§ **Exercise directions**:
Each entry should be quoted word for word, including every mark of punctuation.

(Data records)
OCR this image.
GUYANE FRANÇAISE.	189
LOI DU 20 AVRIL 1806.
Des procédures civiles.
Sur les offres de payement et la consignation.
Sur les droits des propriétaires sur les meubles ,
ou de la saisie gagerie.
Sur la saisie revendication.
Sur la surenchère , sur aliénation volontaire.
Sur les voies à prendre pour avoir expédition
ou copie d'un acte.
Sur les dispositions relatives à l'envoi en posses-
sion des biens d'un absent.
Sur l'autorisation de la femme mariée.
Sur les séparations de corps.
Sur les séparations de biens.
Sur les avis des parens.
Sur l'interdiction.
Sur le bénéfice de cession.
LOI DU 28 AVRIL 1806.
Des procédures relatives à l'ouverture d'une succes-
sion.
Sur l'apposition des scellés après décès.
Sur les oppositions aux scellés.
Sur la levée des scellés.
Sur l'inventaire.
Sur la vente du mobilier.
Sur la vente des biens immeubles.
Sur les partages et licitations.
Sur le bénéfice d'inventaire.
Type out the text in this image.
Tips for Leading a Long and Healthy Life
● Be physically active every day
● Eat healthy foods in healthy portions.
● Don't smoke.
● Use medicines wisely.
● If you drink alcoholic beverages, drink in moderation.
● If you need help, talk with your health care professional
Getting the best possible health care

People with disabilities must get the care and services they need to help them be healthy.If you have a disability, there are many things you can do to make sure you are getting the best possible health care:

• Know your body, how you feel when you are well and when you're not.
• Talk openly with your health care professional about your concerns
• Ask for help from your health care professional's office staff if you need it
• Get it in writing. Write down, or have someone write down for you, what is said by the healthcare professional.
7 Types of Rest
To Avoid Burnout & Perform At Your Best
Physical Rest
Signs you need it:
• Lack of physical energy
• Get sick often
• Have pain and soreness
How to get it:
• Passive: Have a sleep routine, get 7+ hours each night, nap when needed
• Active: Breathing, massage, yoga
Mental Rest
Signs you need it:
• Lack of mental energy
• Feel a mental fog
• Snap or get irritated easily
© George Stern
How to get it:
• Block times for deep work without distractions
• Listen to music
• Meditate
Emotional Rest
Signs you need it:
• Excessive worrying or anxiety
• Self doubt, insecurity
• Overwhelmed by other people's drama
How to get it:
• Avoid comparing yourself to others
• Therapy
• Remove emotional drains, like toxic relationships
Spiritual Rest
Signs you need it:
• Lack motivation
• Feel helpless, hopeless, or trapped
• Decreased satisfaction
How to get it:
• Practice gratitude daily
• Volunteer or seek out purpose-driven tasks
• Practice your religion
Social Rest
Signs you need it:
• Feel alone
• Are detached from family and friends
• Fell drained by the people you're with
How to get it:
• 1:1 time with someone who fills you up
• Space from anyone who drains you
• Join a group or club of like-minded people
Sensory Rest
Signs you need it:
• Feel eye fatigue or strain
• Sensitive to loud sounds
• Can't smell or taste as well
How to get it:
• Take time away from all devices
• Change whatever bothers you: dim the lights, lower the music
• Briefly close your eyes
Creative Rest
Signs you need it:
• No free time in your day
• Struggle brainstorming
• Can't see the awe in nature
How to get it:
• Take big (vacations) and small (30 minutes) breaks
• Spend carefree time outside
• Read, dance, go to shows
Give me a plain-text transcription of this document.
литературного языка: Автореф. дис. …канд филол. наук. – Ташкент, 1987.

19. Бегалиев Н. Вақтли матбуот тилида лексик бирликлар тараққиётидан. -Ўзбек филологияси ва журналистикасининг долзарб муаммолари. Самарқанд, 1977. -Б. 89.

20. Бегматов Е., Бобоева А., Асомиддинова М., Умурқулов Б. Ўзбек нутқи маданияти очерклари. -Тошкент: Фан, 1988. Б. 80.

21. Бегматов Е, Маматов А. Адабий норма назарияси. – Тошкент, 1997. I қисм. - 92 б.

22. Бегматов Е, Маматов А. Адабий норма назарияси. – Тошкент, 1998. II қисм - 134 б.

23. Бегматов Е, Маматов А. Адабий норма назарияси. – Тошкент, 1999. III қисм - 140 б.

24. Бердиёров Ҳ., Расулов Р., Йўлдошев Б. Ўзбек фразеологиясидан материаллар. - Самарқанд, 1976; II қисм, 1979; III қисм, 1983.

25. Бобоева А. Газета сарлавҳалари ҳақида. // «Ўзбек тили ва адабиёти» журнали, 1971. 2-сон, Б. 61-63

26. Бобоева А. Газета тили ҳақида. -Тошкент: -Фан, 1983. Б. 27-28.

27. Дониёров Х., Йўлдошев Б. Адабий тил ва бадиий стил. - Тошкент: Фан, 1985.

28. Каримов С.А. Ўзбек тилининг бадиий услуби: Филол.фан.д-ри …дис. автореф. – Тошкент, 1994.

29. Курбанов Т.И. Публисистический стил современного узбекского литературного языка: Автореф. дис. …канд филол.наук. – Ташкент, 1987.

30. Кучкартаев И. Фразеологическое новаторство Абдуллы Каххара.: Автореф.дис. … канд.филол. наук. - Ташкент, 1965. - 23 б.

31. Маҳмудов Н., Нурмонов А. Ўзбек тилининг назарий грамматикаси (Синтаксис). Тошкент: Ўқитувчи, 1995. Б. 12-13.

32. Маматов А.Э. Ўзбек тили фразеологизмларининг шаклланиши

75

§ **Task answer**:
OCR this image.
GUYANE FRANÇAISE.	189
LOI DU 20 AVRIL 1806.
Des procédures civiles.
Sur les offres de payement et la consignation.
Sur les droits des propriétaires sur les meubles ,
ou de la saisie gagerie.
Sur la saisie revendication.
Sur la surenchère , sur aliénation volontaire.
Sur les voies à prendre pour avoir expédition
ou copie d'un acte.
Sur les dispositions relatives à l'envoi en posses-
sion des biens d'un absent.
Sur l'autorisation de la femme mariée.
Sur les séparations de corps.
Sur les séparations de biens.
Sur les avis des parens.
Sur l'interdiction.
Sur le bénéfice de cession.
LOI DU 28 AVRIL 1806.
Des procédures relatives à l'ouverture d'une succes-
sion.
Sur l'apposition des scellés après décès.
Sur les oppositions aux scellés.
Sur la levée des scellés.
Sur l'inventaire.
Sur la vente du mobilier.
Sur la vente des biens immeubles.
Sur les partages et licitations.
Sur le bénéfice d'inventaire.
Type out the text in this image.
Tips for Leading a Long and Healthy Life
● Be physically active every day
● Eat healthy foods in healthy portions.
● Don't smoke.
● Use medicines wisely.
● If you drink alcoholic beverages, drink in moderation.
● If you need help, talk with your health care professional
Getting the best possible health care

People with disabilities must get the care and services they need to help them be healthy.If you have a disability, there are many things you can do to make sure you are getting the best possible health care:

• Know your body, how you feel when you are well and when you're not.
• Talk openly with your health care professional about your concerns
• Ask for help from your health care professional's office staff if you need it
• Get it in writing. Write down, or have someone write down for you, what is said by the healthcare professional.
7 Types of Rest
To Avoid Burnout & Perform At Your Best
Physical Rest
Signs you need it:
• Lack of physical energy
• Get sick often
• Have pain and soreness
How to get it:
• Passive: Have a sleep routine, get 7+ hours each night, nap when needed
• Active: Breathing, massage, yoga
Mental Rest
Signs you need it:
• Lack of mental energy
• Feel a mental fog
• Snap or get irritated easily
© George Stern
How to get it:
• Block times for deep work without distractions
• Listen to music
• Meditate
Emotional Rest
Signs you need it:
• Excessive worrying or anxiety
• Self doubt, insecurity
• Overwhelmed by other people's drama
How to get it:
• Avoid comparing yourself to others
• Therapy
• Remove emotional drains, like toxic relationships
Spiritual Rest
Signs you need it:
• Lack motivation
• Feel helpless, hopeless, or trapped
• Decreased satisfaction
How to get it:
• Practice gratitude daily
• Volunteer or seek out purpose-driven tasks
• Practice your religion
Social Rest
Signs you need it:
• Feel alone
• Are detached from family and friends
• Fell drained by the people you're with
How to get it:
• 1:1 time with someone who fills you up
• Space from anyone who drains you
• Join a group or club of like-minded people
Sensory Rest
Signs you need it:
• Feel eye fatigue or strain
• Sensitive to loud sounds
• Can't smell or taste as well
How to get it:
• Take time away from all devices
• Change whatever bothers you: dim the lights, lower the music
• Briefly close your eyes
Creative Rest
Signs you need it:
• No free time in your day
• Struggle brainstorming
• Can't see the awe in nature
How to get it:
• Take big (vacations) and small (30 minutes) breaks
• Spend carefree time outside
• Read, dance, go to shows
Give me a plain-text transcription of this document.
литературного языка: Автореф. дис. …канд филол. наук. – Ташкент, 1987.

19. Бегалиев Н. Вақтли матбуот тилида лексик бирликлар тараққиётидан. -Ўзбек филологияси ва журналистикасининг долзарб муаммолари. Самарқанд, 1977. -Б. 89.

20. Бегматов Е., Бобоева А., Асомиддинова М., Умурқулов Б. Ўзбек нутқи маданияти очерклари. -Тошкент: Фан, 1988. Б. 80.

21. Бегматов Е, Маматов А. Адабий норма назарияси. – Тошкент, 1997. I қисм. - 92 б.

22. Бегматов Е, Маматов А. Адабий норма назарияси. – Тошкент, 1998. II қисм - 134 б.

23. Бегматов Е, Маматов А. Адабий норма назарияси. – Тошкент, 1999. III қисм - 140 б.

24. Бердиёров Ҳ., Расулов Р., Йўлдошев Б. Ўзбек фразеологиясидан материаллар. - Самарқанд, 1976; II қисм, 1979; III қисм, 1983.

25. Бобоева А. Газета сарлавҳалари ҳақида. // «Ўзбек тили ва адабиёти» журнали, 1971. 2-сон, Б. 61-63

26. Бобоева А. Газета тили ҳақида. -Тошкент: -Фан, 1983. Б. 27-28.

27. Дониёров Х., Йўлдошев Б. Адабий тил ва бадиий стил. - Тошкент: Фан, 1985.

28. Каримов С.А. Ўзбек тилининг бадиий услуби: Филол.фан.д-ри …дис. автореф. – Тошкент, 1994.

29. Курбанов Т.И. Публисистический стил современного узбекского литературного языка: Автореф. дис. …канд филол.наук. – Ташкент, 1987.

30. Кучкартаев И. Фразеологическое новаторство Абдуллы Каххара.: Автореф.дис. … канд.филол. наук. - Ташкент, 1965. - 23 б.

31. Маҳмудов Н., Нурмонов А. Ўзбек тилининг назарий грамматикаси (Синтаксис). Тошкент: Ўқитувчи, 1995. Б. 12-13.

32. Маматов А.Э. Ўзбек тили фразеологизмларининг шаклланиши

75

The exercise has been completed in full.